▶ **Aim of the task**:
Filter this material down to the lines that hold "zdrowiu", copying each one.
====
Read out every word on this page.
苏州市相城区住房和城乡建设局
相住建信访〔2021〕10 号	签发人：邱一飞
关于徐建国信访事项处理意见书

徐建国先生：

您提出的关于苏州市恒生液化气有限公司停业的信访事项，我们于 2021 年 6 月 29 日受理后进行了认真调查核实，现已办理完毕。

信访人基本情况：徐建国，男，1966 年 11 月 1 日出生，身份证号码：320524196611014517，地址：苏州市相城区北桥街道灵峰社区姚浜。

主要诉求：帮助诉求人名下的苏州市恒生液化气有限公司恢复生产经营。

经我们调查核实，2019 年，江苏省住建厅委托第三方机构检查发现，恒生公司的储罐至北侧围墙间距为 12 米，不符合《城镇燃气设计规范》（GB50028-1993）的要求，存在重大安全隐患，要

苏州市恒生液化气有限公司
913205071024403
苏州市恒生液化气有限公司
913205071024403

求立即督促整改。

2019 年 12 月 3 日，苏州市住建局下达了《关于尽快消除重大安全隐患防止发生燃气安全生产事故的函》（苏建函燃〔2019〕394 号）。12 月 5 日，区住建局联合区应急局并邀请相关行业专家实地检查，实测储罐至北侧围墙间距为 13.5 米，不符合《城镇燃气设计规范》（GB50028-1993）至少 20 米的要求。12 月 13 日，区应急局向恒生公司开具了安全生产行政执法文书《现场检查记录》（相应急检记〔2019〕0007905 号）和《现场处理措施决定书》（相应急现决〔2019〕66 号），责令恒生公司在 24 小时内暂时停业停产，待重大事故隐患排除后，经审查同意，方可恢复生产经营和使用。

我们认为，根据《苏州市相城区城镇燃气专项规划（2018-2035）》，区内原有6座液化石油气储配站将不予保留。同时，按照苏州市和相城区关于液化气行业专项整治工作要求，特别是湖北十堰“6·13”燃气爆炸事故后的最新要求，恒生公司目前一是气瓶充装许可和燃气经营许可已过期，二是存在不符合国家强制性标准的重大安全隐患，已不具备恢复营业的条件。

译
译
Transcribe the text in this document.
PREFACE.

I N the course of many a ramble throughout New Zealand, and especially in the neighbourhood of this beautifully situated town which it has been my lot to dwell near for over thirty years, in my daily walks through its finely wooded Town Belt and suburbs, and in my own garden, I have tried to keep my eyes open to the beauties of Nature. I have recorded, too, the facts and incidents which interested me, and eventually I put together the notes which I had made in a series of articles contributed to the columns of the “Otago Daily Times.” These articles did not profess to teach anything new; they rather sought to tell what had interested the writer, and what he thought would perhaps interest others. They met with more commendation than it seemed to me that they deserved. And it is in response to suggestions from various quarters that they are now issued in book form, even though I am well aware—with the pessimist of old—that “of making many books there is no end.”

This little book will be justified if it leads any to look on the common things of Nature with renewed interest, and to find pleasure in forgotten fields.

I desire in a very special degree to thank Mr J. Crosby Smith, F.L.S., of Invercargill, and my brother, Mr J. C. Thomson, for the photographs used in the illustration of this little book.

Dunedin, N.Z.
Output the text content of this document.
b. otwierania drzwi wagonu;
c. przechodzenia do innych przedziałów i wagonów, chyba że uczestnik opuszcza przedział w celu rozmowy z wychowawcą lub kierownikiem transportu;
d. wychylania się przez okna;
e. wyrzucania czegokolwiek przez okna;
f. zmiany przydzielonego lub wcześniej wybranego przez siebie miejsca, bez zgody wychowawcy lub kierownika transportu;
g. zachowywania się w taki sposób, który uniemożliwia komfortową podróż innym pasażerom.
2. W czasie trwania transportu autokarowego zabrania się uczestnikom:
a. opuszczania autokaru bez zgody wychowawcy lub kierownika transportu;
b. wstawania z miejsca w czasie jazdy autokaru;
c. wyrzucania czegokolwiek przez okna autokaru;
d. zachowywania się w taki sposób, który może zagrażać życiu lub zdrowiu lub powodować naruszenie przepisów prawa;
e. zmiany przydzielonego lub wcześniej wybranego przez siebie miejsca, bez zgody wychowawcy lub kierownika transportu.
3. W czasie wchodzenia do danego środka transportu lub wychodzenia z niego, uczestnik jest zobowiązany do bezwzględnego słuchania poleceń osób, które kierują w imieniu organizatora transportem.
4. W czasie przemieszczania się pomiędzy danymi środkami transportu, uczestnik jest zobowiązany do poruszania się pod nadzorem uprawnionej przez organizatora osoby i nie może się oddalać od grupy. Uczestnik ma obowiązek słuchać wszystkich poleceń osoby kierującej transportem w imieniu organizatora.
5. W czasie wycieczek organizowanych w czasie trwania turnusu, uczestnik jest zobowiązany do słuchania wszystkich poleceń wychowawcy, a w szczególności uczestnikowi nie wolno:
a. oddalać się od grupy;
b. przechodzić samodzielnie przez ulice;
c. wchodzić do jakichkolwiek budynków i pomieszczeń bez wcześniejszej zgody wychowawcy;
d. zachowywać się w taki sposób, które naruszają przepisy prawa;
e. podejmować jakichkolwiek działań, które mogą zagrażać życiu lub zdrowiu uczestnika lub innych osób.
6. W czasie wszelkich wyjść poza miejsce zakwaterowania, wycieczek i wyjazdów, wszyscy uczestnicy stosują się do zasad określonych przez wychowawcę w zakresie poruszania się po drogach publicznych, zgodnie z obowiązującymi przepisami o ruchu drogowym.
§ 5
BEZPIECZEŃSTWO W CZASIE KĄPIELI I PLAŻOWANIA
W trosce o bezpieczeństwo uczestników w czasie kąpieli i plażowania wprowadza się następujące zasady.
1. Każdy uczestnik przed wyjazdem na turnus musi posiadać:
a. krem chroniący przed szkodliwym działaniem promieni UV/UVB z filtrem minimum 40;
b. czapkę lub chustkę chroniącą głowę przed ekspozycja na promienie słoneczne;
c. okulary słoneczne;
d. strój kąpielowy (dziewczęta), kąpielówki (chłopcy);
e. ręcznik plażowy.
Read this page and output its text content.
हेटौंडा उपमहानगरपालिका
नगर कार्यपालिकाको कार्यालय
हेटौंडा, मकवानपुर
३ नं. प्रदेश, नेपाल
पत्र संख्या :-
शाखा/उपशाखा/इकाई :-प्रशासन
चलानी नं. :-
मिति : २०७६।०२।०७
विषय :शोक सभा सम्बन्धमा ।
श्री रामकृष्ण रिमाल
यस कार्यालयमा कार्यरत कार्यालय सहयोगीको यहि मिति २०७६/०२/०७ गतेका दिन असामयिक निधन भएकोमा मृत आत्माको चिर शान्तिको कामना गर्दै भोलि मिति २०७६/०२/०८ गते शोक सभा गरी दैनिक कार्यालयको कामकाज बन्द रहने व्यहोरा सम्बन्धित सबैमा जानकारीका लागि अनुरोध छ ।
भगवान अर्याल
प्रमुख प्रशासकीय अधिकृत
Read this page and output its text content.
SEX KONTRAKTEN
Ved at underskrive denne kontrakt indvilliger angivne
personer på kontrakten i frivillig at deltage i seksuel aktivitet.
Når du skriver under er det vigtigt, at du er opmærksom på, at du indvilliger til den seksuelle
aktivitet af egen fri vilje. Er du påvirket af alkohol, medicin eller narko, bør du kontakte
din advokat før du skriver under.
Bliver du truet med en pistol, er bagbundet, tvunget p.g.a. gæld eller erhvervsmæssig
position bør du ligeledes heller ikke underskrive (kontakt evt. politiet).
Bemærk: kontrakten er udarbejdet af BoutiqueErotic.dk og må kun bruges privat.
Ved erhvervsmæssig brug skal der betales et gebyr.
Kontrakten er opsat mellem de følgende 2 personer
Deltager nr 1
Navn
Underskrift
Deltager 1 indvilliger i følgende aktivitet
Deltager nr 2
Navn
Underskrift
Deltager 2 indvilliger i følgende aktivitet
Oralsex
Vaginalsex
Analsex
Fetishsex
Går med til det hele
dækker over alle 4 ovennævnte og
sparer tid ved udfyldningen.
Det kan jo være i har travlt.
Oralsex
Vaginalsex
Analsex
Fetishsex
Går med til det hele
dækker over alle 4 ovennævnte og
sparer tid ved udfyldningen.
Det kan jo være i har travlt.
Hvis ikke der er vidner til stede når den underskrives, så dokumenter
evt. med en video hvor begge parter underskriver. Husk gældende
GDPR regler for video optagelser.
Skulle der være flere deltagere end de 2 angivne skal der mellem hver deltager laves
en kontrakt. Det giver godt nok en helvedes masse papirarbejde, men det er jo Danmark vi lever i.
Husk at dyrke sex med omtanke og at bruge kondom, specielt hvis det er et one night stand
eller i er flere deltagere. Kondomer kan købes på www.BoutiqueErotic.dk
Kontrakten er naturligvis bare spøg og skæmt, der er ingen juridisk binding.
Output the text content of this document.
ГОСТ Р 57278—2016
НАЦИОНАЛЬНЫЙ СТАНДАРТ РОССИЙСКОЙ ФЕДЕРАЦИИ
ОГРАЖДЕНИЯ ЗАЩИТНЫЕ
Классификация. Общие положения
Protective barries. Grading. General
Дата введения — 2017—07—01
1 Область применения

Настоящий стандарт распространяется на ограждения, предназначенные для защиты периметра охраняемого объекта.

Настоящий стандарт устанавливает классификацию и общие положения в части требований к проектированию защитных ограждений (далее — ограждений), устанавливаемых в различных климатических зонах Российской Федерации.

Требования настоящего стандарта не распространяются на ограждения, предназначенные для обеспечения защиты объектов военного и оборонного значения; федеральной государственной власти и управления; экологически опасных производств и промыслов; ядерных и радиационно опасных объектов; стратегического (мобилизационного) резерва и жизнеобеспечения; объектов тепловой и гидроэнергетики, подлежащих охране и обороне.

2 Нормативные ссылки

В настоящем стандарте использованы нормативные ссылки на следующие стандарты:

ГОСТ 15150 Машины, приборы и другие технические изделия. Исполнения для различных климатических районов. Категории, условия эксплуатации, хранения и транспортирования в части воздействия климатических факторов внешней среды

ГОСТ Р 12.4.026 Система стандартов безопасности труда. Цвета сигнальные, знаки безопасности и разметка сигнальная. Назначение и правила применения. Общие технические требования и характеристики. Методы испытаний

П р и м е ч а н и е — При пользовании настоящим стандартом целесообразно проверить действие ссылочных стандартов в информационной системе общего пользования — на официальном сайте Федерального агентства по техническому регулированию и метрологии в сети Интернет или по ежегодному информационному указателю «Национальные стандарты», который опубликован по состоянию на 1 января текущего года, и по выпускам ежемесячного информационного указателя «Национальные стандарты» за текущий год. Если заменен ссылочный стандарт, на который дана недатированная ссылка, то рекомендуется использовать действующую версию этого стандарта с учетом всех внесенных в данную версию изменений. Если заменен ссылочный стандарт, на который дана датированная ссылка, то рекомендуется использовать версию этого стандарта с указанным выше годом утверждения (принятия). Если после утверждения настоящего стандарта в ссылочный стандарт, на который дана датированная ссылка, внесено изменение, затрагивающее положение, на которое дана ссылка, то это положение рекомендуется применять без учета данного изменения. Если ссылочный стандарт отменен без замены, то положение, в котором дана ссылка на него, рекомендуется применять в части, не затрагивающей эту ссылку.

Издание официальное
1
====
▶ **Correct result**:
d. zachowywania się w taki sposób, który może zagrażać życiu lub zdrowiu lub powodować naruszenie przepisów prawa;
e. podejmować jakichkolwiek działań, które mogą zagrażać życiu lub zdrowiu uczestnika lub innych osób.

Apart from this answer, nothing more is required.